WORK REQUIRED:
Collect every line in the entries below that contains the string "moist", and copy each one unchanged.

[Element and region data]
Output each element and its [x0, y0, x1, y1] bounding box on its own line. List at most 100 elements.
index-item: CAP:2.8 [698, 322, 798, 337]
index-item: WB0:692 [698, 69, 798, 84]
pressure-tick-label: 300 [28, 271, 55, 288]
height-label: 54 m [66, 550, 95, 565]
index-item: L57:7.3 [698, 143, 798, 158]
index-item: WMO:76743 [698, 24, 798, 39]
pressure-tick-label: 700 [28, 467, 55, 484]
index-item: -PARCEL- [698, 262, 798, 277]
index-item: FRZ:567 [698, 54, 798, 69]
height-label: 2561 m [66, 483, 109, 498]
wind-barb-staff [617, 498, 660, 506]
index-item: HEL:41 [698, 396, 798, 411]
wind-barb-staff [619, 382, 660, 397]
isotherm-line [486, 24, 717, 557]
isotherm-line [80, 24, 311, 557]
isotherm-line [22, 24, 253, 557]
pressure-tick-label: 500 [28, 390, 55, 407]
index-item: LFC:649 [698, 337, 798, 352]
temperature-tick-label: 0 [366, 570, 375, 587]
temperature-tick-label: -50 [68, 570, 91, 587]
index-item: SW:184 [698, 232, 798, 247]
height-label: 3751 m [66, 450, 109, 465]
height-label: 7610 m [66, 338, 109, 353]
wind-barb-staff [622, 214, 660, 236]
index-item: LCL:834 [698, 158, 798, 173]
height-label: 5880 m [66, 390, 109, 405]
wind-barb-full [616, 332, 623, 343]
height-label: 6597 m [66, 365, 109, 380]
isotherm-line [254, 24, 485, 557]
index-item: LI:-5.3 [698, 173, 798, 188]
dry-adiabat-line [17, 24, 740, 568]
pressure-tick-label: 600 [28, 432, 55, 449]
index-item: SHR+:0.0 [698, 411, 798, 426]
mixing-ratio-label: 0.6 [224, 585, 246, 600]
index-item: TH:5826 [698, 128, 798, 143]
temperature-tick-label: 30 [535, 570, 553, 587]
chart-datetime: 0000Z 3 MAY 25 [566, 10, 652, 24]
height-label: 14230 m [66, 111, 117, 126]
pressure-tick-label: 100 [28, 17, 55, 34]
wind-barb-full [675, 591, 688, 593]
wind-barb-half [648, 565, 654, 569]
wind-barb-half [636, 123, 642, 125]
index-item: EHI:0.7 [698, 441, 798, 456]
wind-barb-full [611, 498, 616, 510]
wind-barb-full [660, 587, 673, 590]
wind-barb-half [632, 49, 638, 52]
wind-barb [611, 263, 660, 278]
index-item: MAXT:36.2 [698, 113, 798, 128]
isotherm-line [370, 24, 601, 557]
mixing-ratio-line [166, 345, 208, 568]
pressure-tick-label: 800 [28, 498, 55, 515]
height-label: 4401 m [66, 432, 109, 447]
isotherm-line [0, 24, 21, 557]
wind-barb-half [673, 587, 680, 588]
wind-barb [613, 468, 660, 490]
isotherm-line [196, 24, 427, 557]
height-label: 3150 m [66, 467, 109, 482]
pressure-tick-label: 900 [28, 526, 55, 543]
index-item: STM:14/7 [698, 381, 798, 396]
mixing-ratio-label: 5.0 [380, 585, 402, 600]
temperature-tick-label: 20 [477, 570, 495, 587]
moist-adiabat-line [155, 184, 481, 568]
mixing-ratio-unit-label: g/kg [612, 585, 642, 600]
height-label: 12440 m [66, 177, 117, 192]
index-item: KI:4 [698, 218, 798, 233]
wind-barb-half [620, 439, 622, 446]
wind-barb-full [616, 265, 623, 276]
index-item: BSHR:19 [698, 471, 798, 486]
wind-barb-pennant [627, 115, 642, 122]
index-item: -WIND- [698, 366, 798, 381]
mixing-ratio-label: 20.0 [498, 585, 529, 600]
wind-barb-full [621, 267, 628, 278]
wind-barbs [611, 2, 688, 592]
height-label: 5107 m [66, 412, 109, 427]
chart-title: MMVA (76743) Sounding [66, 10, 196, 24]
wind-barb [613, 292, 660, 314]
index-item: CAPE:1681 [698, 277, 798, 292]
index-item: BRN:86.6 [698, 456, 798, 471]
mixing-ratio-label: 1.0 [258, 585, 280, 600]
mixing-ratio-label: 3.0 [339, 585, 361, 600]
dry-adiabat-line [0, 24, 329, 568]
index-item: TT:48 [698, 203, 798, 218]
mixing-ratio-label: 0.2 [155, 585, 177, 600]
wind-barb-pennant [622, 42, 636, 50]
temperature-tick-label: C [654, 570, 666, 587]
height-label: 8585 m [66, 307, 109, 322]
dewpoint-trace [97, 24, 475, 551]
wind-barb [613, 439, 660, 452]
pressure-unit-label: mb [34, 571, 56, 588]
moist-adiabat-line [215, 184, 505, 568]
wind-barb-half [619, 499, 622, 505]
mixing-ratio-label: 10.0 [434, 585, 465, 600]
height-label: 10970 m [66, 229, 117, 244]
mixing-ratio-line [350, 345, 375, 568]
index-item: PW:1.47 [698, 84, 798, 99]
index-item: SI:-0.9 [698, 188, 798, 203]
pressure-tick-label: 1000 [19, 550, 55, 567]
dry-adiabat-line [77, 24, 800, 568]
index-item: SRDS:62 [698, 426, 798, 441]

EXERCISE SOLUTION:
moist-adiabat-line [155, 184, 481, 568]
moist-adiabat-line [215, 184, 505, 568]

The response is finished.